(Stored data entries)
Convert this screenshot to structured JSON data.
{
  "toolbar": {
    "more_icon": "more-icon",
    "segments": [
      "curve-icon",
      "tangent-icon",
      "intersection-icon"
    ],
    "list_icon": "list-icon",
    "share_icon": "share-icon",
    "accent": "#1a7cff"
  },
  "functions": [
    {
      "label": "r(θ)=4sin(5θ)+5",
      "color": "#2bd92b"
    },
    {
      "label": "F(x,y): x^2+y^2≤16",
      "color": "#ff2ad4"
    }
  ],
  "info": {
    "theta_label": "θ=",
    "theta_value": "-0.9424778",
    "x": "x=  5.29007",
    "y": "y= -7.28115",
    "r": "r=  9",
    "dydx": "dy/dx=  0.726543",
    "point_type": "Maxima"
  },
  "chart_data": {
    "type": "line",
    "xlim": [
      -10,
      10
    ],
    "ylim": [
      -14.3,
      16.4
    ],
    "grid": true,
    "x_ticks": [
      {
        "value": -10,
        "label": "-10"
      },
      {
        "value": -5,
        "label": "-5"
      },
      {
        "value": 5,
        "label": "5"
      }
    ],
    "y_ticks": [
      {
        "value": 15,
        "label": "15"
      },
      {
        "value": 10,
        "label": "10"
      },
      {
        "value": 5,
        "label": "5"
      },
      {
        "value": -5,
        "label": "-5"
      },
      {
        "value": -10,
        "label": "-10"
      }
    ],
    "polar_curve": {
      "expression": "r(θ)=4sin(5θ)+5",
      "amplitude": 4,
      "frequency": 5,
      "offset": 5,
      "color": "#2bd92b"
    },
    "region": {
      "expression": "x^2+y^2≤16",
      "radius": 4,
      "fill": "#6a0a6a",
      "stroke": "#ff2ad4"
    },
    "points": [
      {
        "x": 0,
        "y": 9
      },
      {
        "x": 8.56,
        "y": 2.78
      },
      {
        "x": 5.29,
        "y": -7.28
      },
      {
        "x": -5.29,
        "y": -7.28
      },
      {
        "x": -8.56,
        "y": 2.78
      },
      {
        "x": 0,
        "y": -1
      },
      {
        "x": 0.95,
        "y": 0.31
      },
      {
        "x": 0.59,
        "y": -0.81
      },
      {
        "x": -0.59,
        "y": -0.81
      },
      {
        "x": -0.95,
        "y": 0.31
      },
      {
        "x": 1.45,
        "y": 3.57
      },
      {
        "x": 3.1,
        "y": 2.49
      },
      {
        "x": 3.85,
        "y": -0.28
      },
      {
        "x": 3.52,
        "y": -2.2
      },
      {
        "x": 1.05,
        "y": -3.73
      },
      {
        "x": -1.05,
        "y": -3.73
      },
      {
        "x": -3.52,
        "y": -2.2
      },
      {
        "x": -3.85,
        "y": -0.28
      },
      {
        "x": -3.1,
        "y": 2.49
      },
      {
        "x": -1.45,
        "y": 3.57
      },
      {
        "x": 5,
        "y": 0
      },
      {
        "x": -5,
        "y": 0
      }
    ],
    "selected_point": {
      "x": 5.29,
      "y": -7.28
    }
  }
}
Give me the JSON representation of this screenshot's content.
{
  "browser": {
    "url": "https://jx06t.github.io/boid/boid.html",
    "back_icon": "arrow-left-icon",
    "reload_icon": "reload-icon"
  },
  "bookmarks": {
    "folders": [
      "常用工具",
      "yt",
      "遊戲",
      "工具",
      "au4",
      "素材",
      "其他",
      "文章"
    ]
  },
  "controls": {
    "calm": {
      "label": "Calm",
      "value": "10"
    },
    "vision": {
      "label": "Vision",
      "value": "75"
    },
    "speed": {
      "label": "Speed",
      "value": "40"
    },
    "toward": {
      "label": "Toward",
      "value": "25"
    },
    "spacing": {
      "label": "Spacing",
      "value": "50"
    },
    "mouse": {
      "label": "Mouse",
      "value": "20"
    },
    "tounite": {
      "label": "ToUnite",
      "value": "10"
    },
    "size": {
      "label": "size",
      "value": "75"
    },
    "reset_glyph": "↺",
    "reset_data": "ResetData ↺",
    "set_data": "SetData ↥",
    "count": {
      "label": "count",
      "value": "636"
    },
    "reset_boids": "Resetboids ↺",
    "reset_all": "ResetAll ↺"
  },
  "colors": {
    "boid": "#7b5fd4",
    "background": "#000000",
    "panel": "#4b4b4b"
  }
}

TASK STATEMENT -
Pick out the lines that have the word "this". Copy them all.

EXERCISE ANSWER -
Convert this screenshot to structured JSON data.
Give me the JSON representation of this screenshot's content.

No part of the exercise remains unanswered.